### Description of the task
Which lines in the material below contain the word "процесс"? Copy each of them.

(Dataset items)
========
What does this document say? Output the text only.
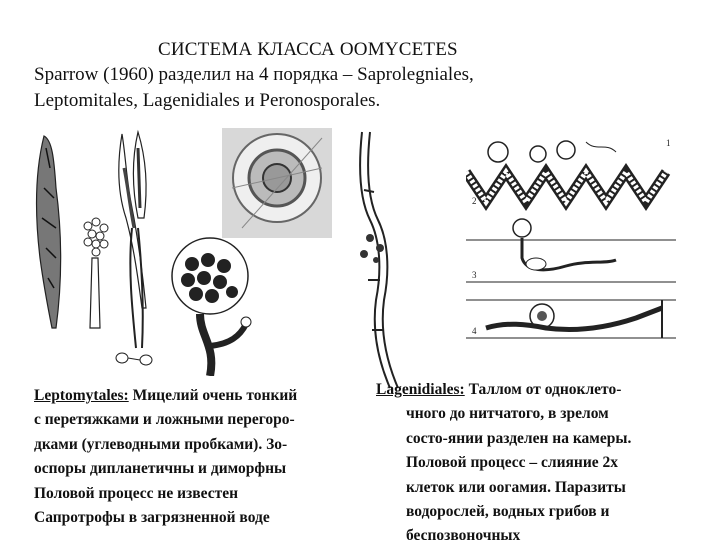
СИСТЕМА КЛАССА OOMYCETES

Sparrow (1960) разделил на 4 порядка – Saprolegniales,

Leptomitales, Lagenidiales и Peronosporales.

1
2
3
4
Leptomytales: Мицелий очень тонкий
с перетяжками и ложными перегоро-
дками (углеводными пробками). Зо-
оспоры дипланетичны и диморфны
Половой процесс не известен
Сапротрофы в загрязненной воде
Lagenidiales: Таллом от одноклето-
чного до нитчатого, в зрелом
состо-янии разделен на камеры.
Половой процесс – слияние 2х
клеток или оогамия. Паразиты
водорослей, водных грибов и
беспозвоночных
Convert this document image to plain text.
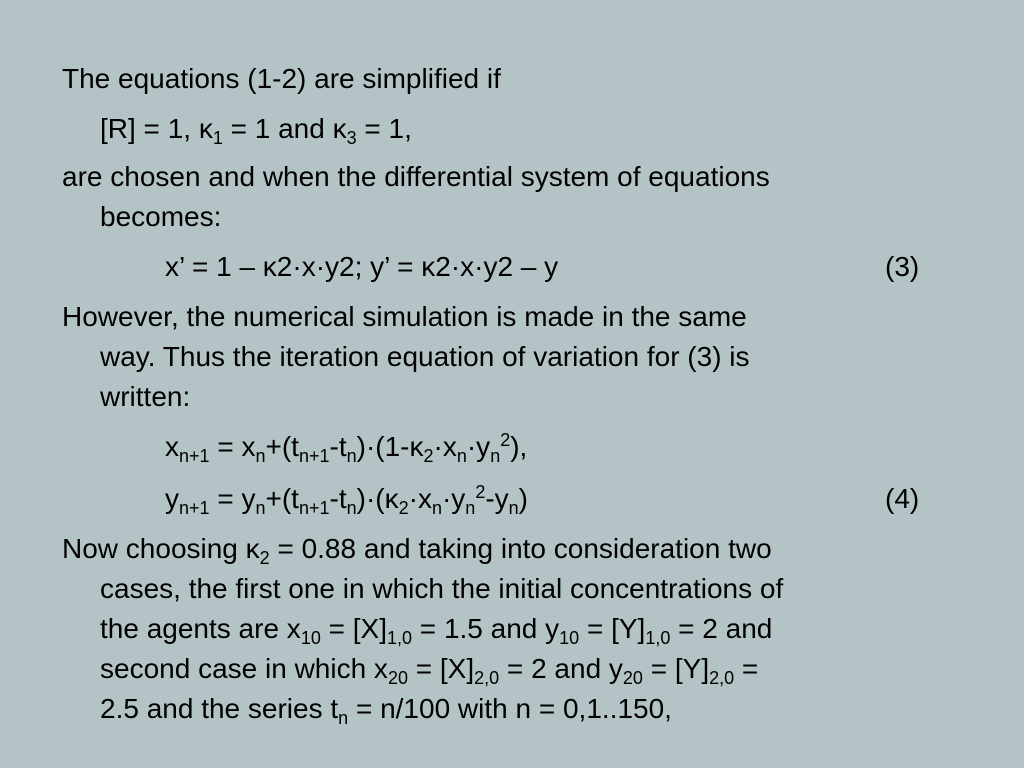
The equations (1-2) are simplified if
[R] = 1, $\kappa_1 = 1$ and $\kappa_3 = 1$,
are chosen and when the differential system of equations
becomes:
x’ = 1 – κ2·x·y2; y’ = κ2·x·y2 – y	(3)
However, the numerical simulation is made in the same
way. Thus the iteration equation of variation for (3) is
written:
$x_{n+1} = x_n+(t_{n+1}-t_n)\cdot(1-\kappa_2\cdot x_n\cdot y_n^2)$,
$y_{n+1} = y_n+(t_{n+1}-t_n)\cdot(\kappa_2\cdot x_n\cdot y_n^2-y_n)$	(4)
Now choosing $\kappa_2 = 0.88$ and taking into consideration two
cases, the first one in which the initial concentrations of
the agents are $x_{10} = [X]_{1,0} = 1.5$ and $y_{10} = [Y]_{1,0} = 2$ and
second case in which $x_{20} = [X]_{2,0} = 2$ and $y_{20} = [Y]_{2,0}$ =
2.5 and the series $t_n = n/100$ with n = 0,1..150,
========
### Written answer
Половой процесс не известен
Половой процесс – слияние 2х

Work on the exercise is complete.